> **WHAT YOU NEED TO DO**
Can the data below be echoed back word for word?

> **SUPPLIED RECORDS**
============
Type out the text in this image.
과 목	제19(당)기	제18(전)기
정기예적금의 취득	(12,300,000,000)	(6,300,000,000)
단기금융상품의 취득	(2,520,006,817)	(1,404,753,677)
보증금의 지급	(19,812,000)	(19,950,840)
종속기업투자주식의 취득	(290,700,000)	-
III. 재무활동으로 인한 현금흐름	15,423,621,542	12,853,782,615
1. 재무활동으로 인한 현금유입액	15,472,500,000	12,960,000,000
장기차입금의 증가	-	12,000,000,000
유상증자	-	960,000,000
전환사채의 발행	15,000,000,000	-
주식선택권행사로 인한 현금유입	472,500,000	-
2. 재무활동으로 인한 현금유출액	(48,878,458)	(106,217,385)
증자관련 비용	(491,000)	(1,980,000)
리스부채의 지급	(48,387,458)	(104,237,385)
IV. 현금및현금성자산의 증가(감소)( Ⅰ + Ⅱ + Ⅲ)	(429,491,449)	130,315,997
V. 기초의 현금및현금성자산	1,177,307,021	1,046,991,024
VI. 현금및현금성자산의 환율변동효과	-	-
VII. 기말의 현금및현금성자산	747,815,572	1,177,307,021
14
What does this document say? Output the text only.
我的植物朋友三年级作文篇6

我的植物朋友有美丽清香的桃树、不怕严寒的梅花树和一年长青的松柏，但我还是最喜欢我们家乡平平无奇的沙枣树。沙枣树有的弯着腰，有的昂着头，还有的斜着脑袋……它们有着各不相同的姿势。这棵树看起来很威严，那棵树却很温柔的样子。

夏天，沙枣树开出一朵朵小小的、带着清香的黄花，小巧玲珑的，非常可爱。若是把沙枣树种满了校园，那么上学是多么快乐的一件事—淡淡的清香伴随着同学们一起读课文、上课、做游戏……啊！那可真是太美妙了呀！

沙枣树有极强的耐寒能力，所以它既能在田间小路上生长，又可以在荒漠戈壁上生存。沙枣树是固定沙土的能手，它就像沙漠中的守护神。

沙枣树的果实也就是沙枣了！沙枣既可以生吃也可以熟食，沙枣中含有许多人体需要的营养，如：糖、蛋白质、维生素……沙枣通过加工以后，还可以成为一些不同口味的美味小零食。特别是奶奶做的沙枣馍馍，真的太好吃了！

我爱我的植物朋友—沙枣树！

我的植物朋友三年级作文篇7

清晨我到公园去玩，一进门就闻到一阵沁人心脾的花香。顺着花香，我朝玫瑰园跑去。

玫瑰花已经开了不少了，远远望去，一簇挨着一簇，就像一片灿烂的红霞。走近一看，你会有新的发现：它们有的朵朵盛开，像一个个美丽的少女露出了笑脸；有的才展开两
============
> **WRITTEN ANSWER**
Type out the text in this image.
과 목	제19(당)기	제18(전)기
정기예적금의 취득	(12,300,000,000)	(6,300,000,000)
단기금융상품의 취득	(2,520,006,817)	(1,404,753,677)
보증금의 지급	(19,812,000)	(19,950,840)
종속기업투자주식의 취득	(290,700,000)	-
III. 재무활동으로 인한 현금흐름	15,423,621,542	12,853,782,615
1. 재무활동으로 인한 현금유입액	15,472,500,000	12,960,000,000
장기차입금의 증가	-	12,000,000,000
유상증자	-	960,000,000
전환사채의 발행	15,000,000,000	-
주식선택권행사로 인한 현금유입	472,500,000	-
2. 재무활동으로 인한 현금유출액	(48,878,458)	(106,217,385)
증자관련 비용	(491,000)	(1,980,000)
리스부채의 지급	(48,387,458)	(104,237,385)
IV. 현금및현금성자산의 증가(감소)( Ⅰ + Ⅱ + Ⅲ)	(429,491,449)	130,315,997
V. 기초의 현금및현금성자산	1,177,307,021	1,046,991,024
VI. 현금및현금성자산의 환율변동효과	-	-
VII. 기말의 현금및현금성자산	747,815,572	1,177,307,021
14
What does this document say? Output the text only.
我的植物朋友三年级作文篇6

我的植物朋友有美丽清香的桃树、不怕严寒的梅花树和一年长青的松柏，但我还是最喜欢我们家乡平平无奇的沙枣树。沙枣树有的弯着腰，有的昂着头，还有的斜着脑袋……它们有着各不相同的姿势。这棵树看起来很威严，那棵树却很温柔的样子。

夏天，沙枣树开出一朵朵小小的、带着清香的黄花，小巧玲珑的，非常可爱。若是把沙枣树种满了校园，那么上学是多么快乐的一件事—淡淡的清香伴随着同学们一起读课文、上课、做游戏……啊！那可真是太美妙了呀！

沙枣树有极强的耐寒能力，所以它既能在田间小路上生长，又可以在荒漠戈壁上生存。沙枣树是固定沙土的能手，它就像沙漠中的守护神。

沙枣树的果实也就是沙枣了！沙枣既可以生吃也可以熟食，沙枣中含有许多人体需要的营养，如：糖、蛋白质、维生素……沙枣通过加工以后，还可以成为一些不同口味的美味小零食。特别是奶奶做的沙枣馍馍，真的太好吃了！

我爱我的植物朋友—沙枣树！

我的植物朋友三年级作文篇7

清晨我到公园去玩，一进门就闻到一阵沁人心脾的花香。顺着花香，我朝玫瑰园跑去。

玫瑰花已经开了不少了，远远望去，一簇挨着一簇，就像一片灿烂的红霞。走近一看，你会有新的发现：它们有的朵朵盛开，像一个个美丽的少女露出了笑脸；有的才展开两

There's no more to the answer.